Extract the complete data exactly as given.
## Begin Material
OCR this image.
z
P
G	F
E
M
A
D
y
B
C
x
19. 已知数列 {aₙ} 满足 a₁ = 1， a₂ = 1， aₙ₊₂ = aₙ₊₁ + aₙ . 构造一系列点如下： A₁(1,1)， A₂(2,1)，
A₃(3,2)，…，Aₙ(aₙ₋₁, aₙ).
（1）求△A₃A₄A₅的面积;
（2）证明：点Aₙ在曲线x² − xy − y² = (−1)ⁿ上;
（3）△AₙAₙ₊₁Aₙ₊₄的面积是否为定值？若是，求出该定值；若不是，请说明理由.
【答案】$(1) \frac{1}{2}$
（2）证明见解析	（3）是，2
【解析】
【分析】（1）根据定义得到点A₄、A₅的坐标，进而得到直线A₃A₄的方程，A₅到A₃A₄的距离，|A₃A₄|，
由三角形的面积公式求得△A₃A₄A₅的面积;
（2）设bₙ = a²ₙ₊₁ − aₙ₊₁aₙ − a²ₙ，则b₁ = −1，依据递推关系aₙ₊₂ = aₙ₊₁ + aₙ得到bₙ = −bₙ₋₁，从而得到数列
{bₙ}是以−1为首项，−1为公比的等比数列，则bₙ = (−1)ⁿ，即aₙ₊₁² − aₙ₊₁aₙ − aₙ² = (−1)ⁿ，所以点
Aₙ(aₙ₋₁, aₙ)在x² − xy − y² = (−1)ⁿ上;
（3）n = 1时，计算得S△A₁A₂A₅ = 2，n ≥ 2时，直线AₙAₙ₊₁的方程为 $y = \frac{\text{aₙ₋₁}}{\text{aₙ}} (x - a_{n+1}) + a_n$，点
## End Material
◆ Correct response ◆
OCR this image.
z
P
G	F
E
M
A
D
y
B
C
x
19. 已知数列 {aₙ} 满足 a₁ = 1， a₂ = 1， aₙ₊₂ = aₙ₊₁ + aₙ . 构造一系列点如下： A₁(1,1)， A₂(2,1)，
A₃(3,2)，…，Aₙ(aₙ₋₁, aₙ).
（1）求△A₃A₄A₅的面积;
（2）证明：点Aₙ在曲线x² − xy − y² = (−1)ⁿ上;
（3）△AₙAₙ₊₁Aₙ₊₄的面积是否为定值？若是，求出该定值；若不是，请说明理由.
【答案】$(1) \frac{1}{2}$
（2）证明见解析	（3）是，2
【解析】
【分析】（1）根据定义得到点A₄、A₅的坐标，进而得到直线A₃A₄的方程，A₅到A₃A₄的距离，|A₃A₄|，
由三角形的面积公式求得△A₃A₄A₅的面积;
（2）设bₙ = a²ₙ₊₁ − aₙ₊₁aₙ − a²ₙ，则b₁ = −1，依据递推关系aₙ₊₂ = aₙ₊₁ + aₙ得到bₙ = −bₙ₋₁，从而得到数列
{bₙ}是以−1为首项，−1为公比的等比数列，则bₙ = (−1)ⁿ，即aₙ₊₁² − aₙ₊₁aₙ − aₙ² = (−1)ⁿ，所以点
Aₙ(aₙ₋₁, aₙ)在x² − xy − y² = (−1)ⁿ上;
（3）n = 1时，计算得S△A₁A₂A₅ = 2，n ≥ 2时，直线AₙAₙ₊₁的方程为 $y = \frac{\text{aₙ₋₁}}{\text{aₙ}} (x - a_{n+1}) + a_n$，点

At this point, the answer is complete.